▶ _EXERCISE DIRECTIONS_
Extract every record, exactly as written, and ignore the pictures.

*** AVAILABLE RECORDS ***

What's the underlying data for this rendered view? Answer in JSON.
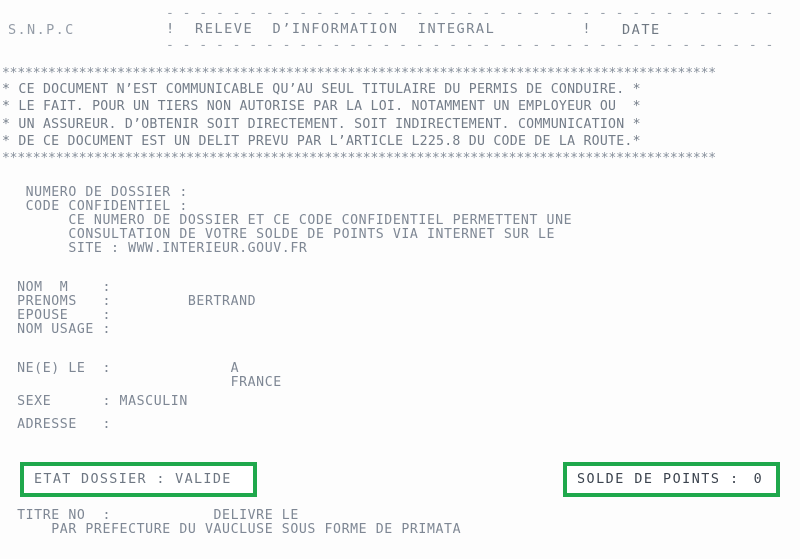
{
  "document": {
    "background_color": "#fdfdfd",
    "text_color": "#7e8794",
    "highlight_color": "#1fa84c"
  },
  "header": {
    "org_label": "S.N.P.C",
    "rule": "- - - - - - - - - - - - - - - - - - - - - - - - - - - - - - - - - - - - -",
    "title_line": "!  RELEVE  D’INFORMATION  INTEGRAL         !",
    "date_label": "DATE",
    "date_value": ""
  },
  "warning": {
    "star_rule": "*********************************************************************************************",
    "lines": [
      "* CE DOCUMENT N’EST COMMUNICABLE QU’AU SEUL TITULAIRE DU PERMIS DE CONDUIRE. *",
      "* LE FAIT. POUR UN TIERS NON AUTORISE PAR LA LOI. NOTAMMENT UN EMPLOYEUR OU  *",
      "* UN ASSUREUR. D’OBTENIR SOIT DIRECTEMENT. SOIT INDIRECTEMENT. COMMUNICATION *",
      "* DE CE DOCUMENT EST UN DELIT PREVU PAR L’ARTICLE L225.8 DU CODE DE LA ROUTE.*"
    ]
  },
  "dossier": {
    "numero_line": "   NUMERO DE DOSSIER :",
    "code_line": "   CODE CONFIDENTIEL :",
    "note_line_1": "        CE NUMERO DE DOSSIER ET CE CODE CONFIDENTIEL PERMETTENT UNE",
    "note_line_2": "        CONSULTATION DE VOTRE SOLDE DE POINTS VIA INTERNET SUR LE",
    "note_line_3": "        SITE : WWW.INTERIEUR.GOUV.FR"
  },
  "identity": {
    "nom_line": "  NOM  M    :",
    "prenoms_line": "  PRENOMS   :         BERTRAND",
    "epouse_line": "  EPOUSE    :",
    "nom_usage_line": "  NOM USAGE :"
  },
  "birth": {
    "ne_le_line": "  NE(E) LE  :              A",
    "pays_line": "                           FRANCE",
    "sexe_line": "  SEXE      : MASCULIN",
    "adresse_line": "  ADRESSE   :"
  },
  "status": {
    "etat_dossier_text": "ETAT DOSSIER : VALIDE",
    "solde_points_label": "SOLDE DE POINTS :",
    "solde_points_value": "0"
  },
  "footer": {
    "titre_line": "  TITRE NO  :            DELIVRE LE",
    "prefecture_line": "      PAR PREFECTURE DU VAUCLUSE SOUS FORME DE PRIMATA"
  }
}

***

▶ _SOLUTION_
What's the underlying data for this rendered view? Answer in JSON.
{
  "document": {
    "background_color": "#fdfdfd",
    "text_color": "#7e8794",
    "highlight_color": "#1fa84c"
  },
  "header": {
    "org_label": "S.N.P.C",
    "rule": "- - - - - - - - - - - - - - - - - - - - - - - - - - - - - - - - - - - - -",
    "title_line": "!  RELEVE  D’INFORMATION  INTEGRAL         !",
    "date_label": "DATE",
    "date_value": ""
  },
  "warning": {
    "star_rule": "*********************************************************************************************",
    "lines": [
      "* CE DOCUMENT N’EST COMMUNICABLE QU’AU SEUL TITULAIRE DU PERMIS DE CONDUIRE. *",
      "* LE FAIT. POUR UN TIERS NON AUTORISE PAR LA LOI. NOTAMMENT UN EMPLOYEUR OU  *",
      "* UN ASSUREUR. D’OBTENIR SOIT DIRECTEMENT. SOIT INDIRECTEMENT. COMMUNICATION *",
      "* DE CE DOCUMENT EST UN DELIT PREVU PAR L’ARTICLE L225.8 DU CODE DE LA ROUTE.*"
    ]
  },
  "dossier": {
    "numero_line": "   NUMERO DE DOSSIER :",
    "code_line": "   CODE CONFIDENTIEL :",
    "note_line_1": "        CE NUMERO DE DOSSIER ET CE CODE CONFIDENTIEL PERMETTENT UNE",
    "note_line_2": "        CONSULTATION DE VOTRE SOLDE DE POINTS VIA INTERNET SUR LE",
    "note_line_3": "        SITE : WWW.INTERIEUR.GOUV.FR"
  },
  "identity": {
    "nom_line": "  NOM  M    :",
    "prenoms_line": "  PRENOMS   :         BERTRAND",
    "epouse_line": "  EPOUSE    :",
    "nom_usage_line": "  NOM USAGE :"
  },
  "birth": {
    "ne_le_line": "  NE(E) LE  :              A",
    "pays_line": "                           FRANCE",
    "sexe_line": "  SEXE      : MASCULIN",
    "adresse_line": "  ADRESSE   :"
  },
  "status": {
    "etat_dossier_text": "ETAT DOSSIER : VALIDE",
    "solde_points_label": "SOLDE DE POINTS :",
    "solde_points_value": "0"
  },
  "footer": {
    "titre_line": "  TITRE NO  :            DELIVRE LE",
    "prefecture_line": "      PAR PREFECTURE DU VAUCLUSE SOUS FORME DE PRIMATA"
  }
}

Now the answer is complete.